* **Problem**: Looking through the listing, how many of its lines hold the word "Module"? Answer with only the number.

Collected data
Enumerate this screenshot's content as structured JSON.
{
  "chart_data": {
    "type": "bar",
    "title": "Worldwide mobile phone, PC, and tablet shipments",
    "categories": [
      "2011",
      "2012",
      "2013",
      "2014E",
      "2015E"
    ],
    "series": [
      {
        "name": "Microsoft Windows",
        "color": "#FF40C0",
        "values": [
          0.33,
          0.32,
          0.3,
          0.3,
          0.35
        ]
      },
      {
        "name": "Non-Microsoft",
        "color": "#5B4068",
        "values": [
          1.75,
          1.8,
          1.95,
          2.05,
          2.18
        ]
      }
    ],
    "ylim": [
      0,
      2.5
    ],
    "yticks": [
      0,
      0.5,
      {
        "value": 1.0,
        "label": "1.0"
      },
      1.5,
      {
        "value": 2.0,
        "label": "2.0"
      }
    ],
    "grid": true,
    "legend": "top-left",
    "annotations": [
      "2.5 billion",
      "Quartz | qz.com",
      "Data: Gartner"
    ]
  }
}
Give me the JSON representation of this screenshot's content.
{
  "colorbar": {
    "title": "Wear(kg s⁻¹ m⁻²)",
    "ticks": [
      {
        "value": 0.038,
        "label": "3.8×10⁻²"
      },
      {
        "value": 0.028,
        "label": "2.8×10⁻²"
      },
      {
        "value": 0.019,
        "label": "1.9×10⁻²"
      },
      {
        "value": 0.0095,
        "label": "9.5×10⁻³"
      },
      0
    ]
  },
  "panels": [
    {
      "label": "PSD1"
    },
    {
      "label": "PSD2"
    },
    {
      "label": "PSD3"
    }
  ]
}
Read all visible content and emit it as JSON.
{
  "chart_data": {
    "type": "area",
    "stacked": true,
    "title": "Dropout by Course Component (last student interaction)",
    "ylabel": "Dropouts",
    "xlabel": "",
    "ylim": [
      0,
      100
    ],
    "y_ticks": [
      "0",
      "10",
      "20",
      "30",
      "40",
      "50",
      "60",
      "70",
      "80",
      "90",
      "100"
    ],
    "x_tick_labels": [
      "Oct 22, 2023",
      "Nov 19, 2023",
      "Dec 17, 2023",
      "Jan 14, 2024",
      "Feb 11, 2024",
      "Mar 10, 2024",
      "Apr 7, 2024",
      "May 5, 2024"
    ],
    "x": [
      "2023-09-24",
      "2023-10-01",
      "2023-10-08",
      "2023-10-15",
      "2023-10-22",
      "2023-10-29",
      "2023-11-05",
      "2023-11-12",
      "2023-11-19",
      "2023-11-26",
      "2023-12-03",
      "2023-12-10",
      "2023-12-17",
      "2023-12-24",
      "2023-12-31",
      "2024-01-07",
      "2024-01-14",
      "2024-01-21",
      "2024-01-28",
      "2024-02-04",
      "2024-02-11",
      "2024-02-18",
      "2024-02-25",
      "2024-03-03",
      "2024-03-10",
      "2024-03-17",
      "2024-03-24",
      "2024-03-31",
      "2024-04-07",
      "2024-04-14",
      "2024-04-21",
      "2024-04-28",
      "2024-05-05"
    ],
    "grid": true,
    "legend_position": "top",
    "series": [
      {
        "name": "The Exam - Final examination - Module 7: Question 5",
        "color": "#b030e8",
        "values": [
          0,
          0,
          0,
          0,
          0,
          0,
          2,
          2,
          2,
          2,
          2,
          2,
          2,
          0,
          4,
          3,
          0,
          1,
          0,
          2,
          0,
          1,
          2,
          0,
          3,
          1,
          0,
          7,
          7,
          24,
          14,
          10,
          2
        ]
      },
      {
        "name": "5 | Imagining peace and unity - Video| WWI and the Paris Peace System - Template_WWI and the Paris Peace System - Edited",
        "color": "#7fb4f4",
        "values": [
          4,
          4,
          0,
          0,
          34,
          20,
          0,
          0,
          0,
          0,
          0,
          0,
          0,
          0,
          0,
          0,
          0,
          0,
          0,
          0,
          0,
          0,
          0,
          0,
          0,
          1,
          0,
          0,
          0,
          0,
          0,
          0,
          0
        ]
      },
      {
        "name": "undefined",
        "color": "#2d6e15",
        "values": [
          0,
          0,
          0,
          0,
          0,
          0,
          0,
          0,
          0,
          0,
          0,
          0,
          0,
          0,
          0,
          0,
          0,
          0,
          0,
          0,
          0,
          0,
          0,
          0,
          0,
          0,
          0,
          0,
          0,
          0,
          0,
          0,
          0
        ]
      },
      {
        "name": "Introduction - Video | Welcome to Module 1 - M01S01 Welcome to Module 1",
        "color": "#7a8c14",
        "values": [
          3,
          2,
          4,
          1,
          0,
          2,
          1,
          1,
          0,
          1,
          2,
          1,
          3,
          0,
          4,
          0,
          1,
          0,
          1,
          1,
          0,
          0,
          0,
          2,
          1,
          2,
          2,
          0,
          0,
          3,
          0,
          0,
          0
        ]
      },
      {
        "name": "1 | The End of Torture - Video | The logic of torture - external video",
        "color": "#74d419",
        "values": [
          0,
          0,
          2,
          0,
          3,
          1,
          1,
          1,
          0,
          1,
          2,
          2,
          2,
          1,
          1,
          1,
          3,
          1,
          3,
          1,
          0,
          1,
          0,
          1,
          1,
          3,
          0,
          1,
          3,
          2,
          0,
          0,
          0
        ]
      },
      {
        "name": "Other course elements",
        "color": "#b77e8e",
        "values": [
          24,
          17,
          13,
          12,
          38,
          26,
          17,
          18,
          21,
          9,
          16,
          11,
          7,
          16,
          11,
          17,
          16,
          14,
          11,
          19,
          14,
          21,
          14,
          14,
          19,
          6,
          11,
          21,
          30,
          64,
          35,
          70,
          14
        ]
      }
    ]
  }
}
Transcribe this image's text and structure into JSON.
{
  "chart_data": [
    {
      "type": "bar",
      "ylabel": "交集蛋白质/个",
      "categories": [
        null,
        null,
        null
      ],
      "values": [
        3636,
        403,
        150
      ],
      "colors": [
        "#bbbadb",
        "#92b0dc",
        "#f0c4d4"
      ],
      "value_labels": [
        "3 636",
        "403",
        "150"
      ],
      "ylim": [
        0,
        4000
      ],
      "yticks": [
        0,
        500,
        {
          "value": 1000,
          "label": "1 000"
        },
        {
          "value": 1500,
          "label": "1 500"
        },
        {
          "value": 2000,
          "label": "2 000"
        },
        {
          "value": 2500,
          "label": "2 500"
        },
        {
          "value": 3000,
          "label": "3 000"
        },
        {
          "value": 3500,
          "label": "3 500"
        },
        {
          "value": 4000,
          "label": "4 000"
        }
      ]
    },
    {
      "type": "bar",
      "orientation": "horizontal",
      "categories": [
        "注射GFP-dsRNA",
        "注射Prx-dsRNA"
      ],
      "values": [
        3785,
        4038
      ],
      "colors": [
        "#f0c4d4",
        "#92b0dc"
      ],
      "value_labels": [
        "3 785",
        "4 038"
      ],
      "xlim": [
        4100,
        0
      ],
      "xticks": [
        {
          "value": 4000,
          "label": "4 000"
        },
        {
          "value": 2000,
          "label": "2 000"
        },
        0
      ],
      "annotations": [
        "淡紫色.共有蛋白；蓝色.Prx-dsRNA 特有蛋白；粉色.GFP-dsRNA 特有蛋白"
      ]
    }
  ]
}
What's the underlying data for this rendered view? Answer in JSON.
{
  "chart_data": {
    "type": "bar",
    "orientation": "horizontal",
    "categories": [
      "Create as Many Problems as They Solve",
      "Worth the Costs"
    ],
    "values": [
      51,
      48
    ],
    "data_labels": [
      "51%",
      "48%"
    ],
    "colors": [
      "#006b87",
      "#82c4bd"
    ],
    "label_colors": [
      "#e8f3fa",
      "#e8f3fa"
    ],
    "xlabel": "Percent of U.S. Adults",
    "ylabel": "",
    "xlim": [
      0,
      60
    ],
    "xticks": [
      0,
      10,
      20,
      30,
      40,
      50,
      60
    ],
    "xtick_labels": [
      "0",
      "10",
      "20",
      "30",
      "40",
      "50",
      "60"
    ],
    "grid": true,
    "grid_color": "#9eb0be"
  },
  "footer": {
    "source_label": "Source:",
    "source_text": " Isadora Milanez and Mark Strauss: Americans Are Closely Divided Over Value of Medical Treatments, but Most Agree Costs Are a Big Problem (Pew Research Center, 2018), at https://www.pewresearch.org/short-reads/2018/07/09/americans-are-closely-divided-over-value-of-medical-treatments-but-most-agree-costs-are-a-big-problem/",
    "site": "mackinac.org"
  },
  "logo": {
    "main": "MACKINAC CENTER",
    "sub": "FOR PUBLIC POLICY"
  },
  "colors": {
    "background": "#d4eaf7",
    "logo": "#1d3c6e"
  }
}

* **Result of the exercise**: 2